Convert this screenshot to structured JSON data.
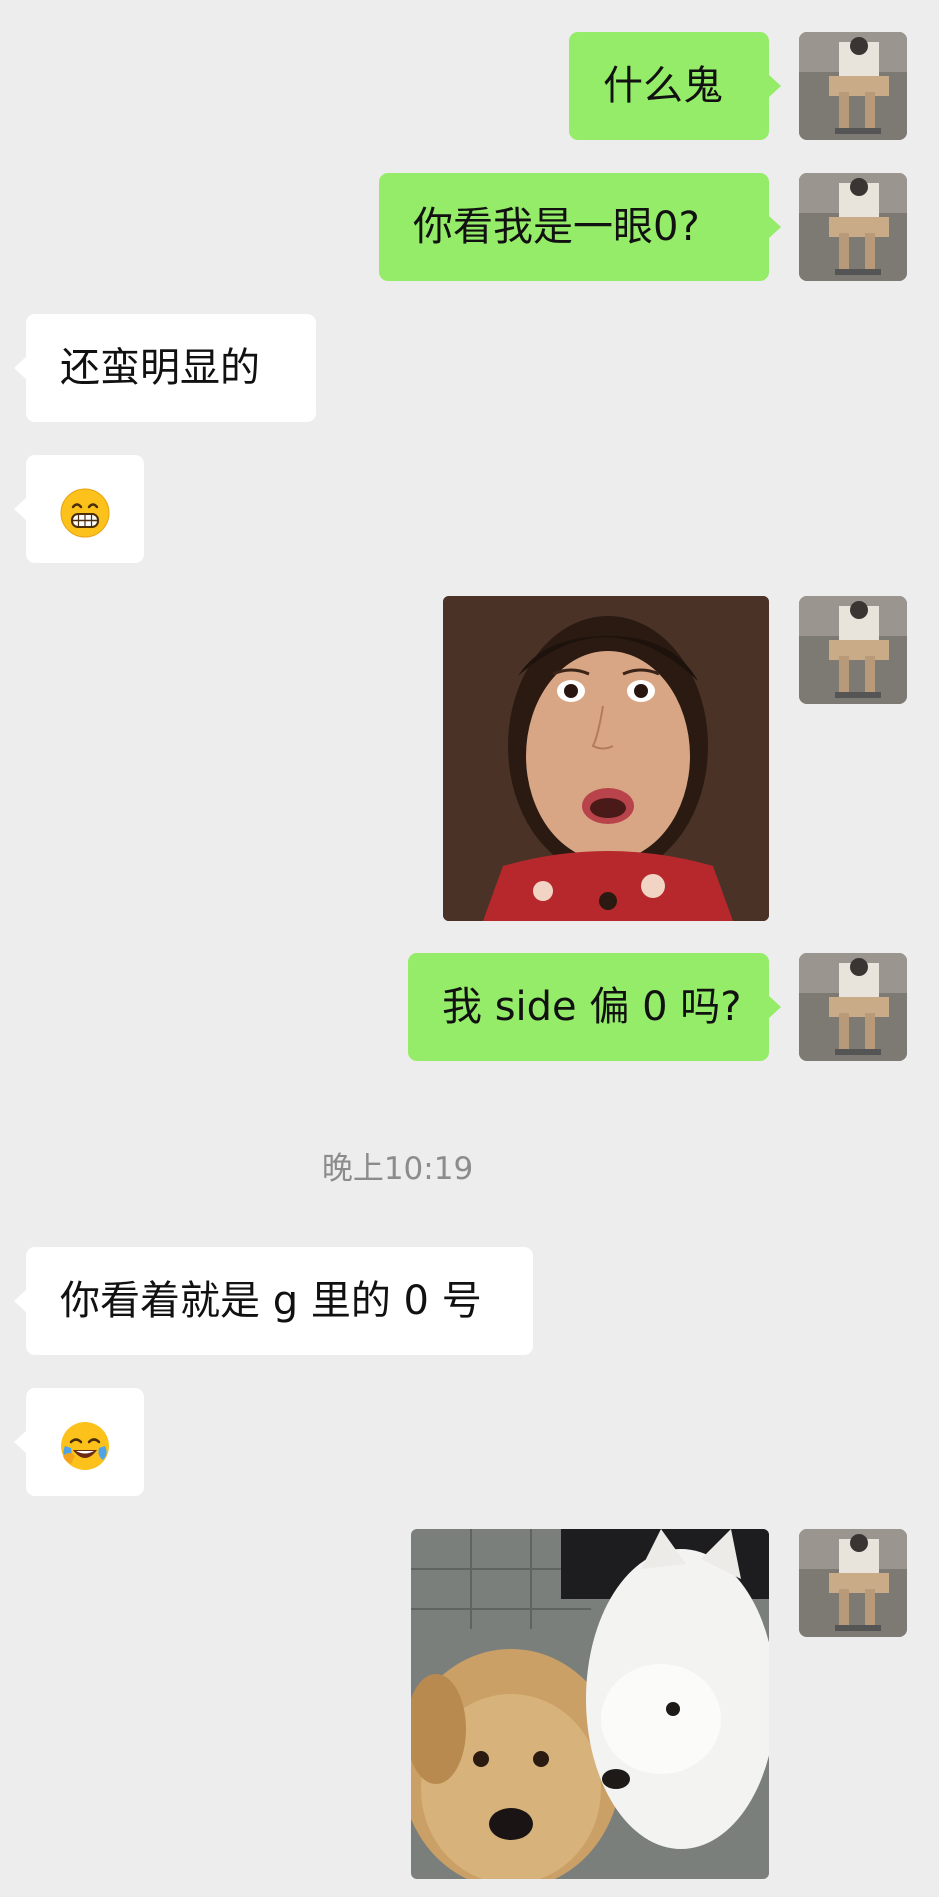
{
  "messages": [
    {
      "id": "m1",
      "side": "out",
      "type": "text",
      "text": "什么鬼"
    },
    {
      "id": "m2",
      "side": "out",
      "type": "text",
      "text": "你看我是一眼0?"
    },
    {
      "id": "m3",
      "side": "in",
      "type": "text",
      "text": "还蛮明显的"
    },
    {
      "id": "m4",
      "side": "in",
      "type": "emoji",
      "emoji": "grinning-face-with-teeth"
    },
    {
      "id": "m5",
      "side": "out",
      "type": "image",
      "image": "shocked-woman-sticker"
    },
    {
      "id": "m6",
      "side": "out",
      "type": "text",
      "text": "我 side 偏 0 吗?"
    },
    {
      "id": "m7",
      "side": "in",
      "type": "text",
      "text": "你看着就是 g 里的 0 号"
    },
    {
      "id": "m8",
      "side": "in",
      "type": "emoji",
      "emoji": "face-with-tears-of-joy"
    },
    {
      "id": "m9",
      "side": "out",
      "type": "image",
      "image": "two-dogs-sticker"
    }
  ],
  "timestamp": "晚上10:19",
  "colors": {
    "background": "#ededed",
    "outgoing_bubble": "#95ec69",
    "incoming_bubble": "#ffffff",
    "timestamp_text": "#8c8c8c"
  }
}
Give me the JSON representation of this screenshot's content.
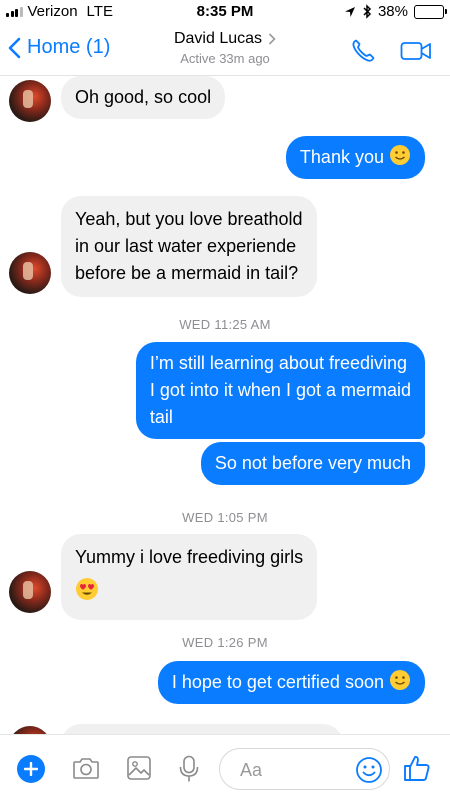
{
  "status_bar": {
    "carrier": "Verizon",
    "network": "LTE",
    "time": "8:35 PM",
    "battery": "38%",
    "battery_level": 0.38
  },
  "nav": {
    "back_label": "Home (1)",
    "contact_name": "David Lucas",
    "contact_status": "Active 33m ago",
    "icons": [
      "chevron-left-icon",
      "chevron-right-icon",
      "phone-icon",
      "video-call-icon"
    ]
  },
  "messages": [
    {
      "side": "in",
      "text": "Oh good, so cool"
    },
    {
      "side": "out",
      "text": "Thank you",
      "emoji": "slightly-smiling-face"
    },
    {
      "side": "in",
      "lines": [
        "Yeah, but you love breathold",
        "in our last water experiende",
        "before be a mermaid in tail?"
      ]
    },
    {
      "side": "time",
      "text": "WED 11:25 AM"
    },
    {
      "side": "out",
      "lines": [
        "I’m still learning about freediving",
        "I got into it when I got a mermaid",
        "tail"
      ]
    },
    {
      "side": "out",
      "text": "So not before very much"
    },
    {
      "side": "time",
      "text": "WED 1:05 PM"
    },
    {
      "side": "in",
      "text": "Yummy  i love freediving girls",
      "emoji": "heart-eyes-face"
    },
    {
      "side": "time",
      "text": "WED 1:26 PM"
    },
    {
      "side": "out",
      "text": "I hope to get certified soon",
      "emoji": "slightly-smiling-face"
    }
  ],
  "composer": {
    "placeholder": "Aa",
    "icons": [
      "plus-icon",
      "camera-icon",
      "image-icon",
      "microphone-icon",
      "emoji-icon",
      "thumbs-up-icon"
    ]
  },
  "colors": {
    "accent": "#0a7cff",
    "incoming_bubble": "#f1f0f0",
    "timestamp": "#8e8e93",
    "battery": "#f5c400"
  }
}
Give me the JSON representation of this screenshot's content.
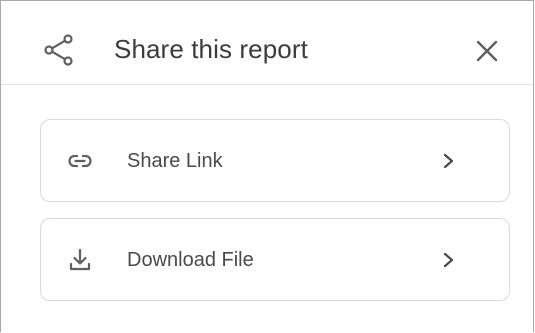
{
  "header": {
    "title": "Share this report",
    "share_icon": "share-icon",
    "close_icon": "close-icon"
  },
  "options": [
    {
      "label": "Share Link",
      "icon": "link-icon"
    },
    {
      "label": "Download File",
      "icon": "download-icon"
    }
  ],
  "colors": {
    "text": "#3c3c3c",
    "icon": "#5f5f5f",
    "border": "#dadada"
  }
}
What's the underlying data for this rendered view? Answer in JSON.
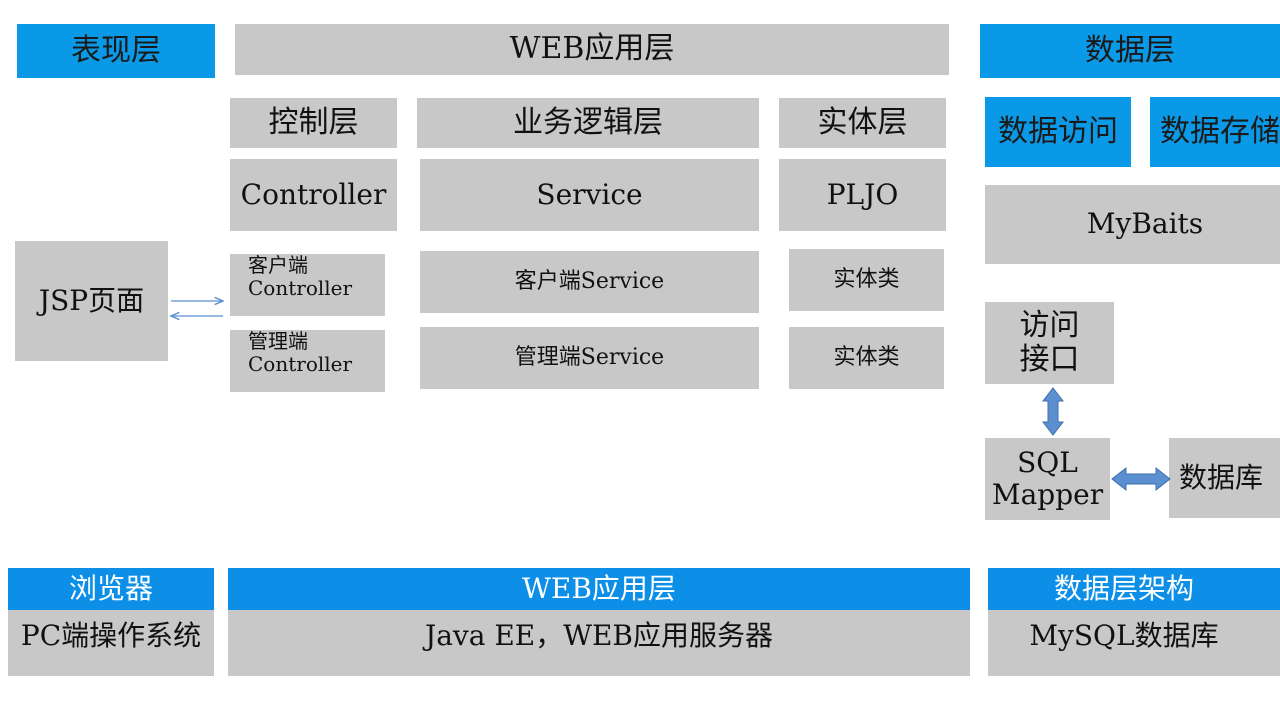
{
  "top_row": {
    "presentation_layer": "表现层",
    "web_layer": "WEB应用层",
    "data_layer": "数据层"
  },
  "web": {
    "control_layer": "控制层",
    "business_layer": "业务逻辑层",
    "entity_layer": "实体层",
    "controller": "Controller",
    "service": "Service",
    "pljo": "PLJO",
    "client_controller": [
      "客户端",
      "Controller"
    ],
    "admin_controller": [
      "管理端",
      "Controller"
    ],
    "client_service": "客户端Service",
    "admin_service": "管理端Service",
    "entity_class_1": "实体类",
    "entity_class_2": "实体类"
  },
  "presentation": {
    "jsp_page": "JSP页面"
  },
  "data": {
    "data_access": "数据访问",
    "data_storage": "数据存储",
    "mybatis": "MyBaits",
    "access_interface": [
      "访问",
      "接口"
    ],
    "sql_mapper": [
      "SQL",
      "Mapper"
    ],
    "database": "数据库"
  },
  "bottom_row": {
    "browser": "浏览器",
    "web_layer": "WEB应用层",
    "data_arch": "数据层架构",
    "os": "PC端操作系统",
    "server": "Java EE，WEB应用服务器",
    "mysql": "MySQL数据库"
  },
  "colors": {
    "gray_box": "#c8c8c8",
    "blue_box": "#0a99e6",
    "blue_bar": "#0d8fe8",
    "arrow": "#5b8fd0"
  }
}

——————————

## What you have to do
Omit the pictures and reproduce the listing exactly.

## Solution
Convert this screenshot to structured JSON data.
{
  "messages": [
    {
      "id": "m1",
      "side": "out",
      "type": "text",
      "text": "什么鬼"
    },
    {
      "id": "m2",
      "side": "out",
      "type": "text",
      "text": "你看我是一眼0?"
    },
    {
      "id": "m3",
      "side": "in",
      "type": "text",
      "text": "还蛮明显的"
    },
    {
      "id": "m4",
      "side": "in",
      "type": "emoji",
      "emoji": "grinning-face-with-teeth"
    },
    {
      "id": "m5",
      "side": "out",
      "type": "image",
      "image": "shocked-woman-sticker"
    },
    {
      "id": "m6",
      "side": "out",
      "type": "text",
      "text": "我 side 偏 0 吗?"
    },
    {
      "id": "m7",
      "side": "in",
      "type": "text",
      "text": "你看着就是 g 里的 0 号"
    },
    {
      "id": "m8",
      "side": "in",
      "type": "emoji",
      "emoji": "face-with-tears-of-joy"
    },
    {
      "id": "m9",
      "side": "out",
      "type": "image",
      "image": "two-dogs-sticker"
    }
  ],
  "timestamp": "晚上10:19",
  "colors": {
    "background": "#ededed",
    "outgoing_bubble": "#95ec69",
    "incoming_bubble": "#ffffff",
    "timestamp_text": "#8c8c8c"
  }
}
Give me the JSON representation of this screenshot's content.
{
  "status_bar": {
    "carrier": "Verizon",
    "network": "LTE",
    "time": "8:35 PM",
    "battery": "38%",
    "battery_level": 0.38
  },
  "nav": {
    "back_label": "Home (1)",
    "contact_name": "David Lucas",
    "contact_status": "Active 33m ago",
    "icons": [
      "chevron-left-icon",
      "chevron-right-icon",
      "phone-icon",
      "video-call-icon"
    ]
  },
  "messages": [
    {
      "side": "in",
      "text": "Oh good, so cool"
    },
    {
      "side": "out",
      "text": "Thank you",
      "emoji": "slightly-smiling-face"
    },
    {
      "side": "in",
      "lines": [
        "Yeah, but you love breathold",
        "in our last water experiende",
        "before be a mermaid in tail?"
      ]
    },
    {
      "side": "time",
      "text": "WED 11:25 AM"
    },
    {
      "side": "out",
      "lines": [
        "I’m still learning about freediving",
        "I got into it when I got a mermaid",
        "tail"
      ]
    },
    {
      "side": "out",
      "text": "So not before very much"
    },
    {
      "side": "time",
      "text": "WED 1:05 PM"
    },
    {
      "side": "in",
      "text": "Yummy  i love freediving girls",
      "emoji": "heart-eyes-face"
    },
    {
      "side": "time",
      "text": "WED 1:26 PM"
    },
    {
      "side": "out",
      "text": "I hope to get certified soon",
      "emoji": "slightly-smiling-face"
    }
  ],
  "composer": {
    "placeholder": "Aa",
    "icons": [
      "plus-icon",
      "camera-icon",
      "image-icon",
      "microphone-icon",
      "emoji-icon",
      "thumbs-up-icon"
    ]
  },
  "colors": {
    "accent": "#0a7cff",
    "incoming_bubble": "#f1f0f0",
    "timestamp": "#8e8e93",
    "battery": "#f5c400"
  }
}
Give me the JSON representation of this screenshot's content.
{
  "header": {
    "title": "Share this report",
    "share_icon": "share-icon",
    "close_icon": "close-icon"
  },
  "options": [
    {
      "label": "Share Link",
      "icon": "link-icon"
    },
    {
      "label": "Download File",
      "icon": "download-icon"
    }
  ],
  "colors": {
    "text": "#3c3c3c",
    "icon": "#5f5f5f",
    "border": "#dadada"
  }
}
What's the underlying data for this rendered view? Answer in JSON.
{
  "top_row": {
    "presentation_layer": "表现层",
    "web_layer": "WEB应用层",
    "data_layer": "数据层"
  },
  "web": {
    "control_layer": "控制层",
    "business_layer": "业务逻辑层",
    "entity_layer": "实体层",
    "controller": "Controller",
    "service": "Service",
    "pljo": "PLJO",
    "client_controller": [
      "客户端",
      "Controller"
    ],
    "admin_controller": [
      "管理端",
      "Controller"
    ],
    "client_service": "客户端Service",
    "admin_service": "管理端Service",
    "entity_class_1": "实体类",
    "entity_class_2": "实体类"
  },
  "presentation": {
    "jsp_page": "JSP页面"
  },
  "data": {
    "data_access": "数据访问",
    "data_storage": "数据存储",
    "mybatis": "MyBaits",
    "access_interface": [
      "访问",
      "接口"
    ],
    "sql_mapper": [
      "SQL",
      "Mapper"
    ],
    "database": "数据库"
  },
  "bottom_row": {
    "browser": "浏览器",
    "web_layer": "WEB应用层",
    "data_arch": "数据层架构",
    "os": "PC端操作系统",
    "server": "Java EE，WEB应用服务器",
    "mysql": "MySQL数据库"
  },
  "colors": {
    "gray_box": "#c8c8c8",
    "blue_box": "#0a99e6",
    "blue_bar": "#0d8fe8",
    "arrow": "#5b8fd0"
  }
}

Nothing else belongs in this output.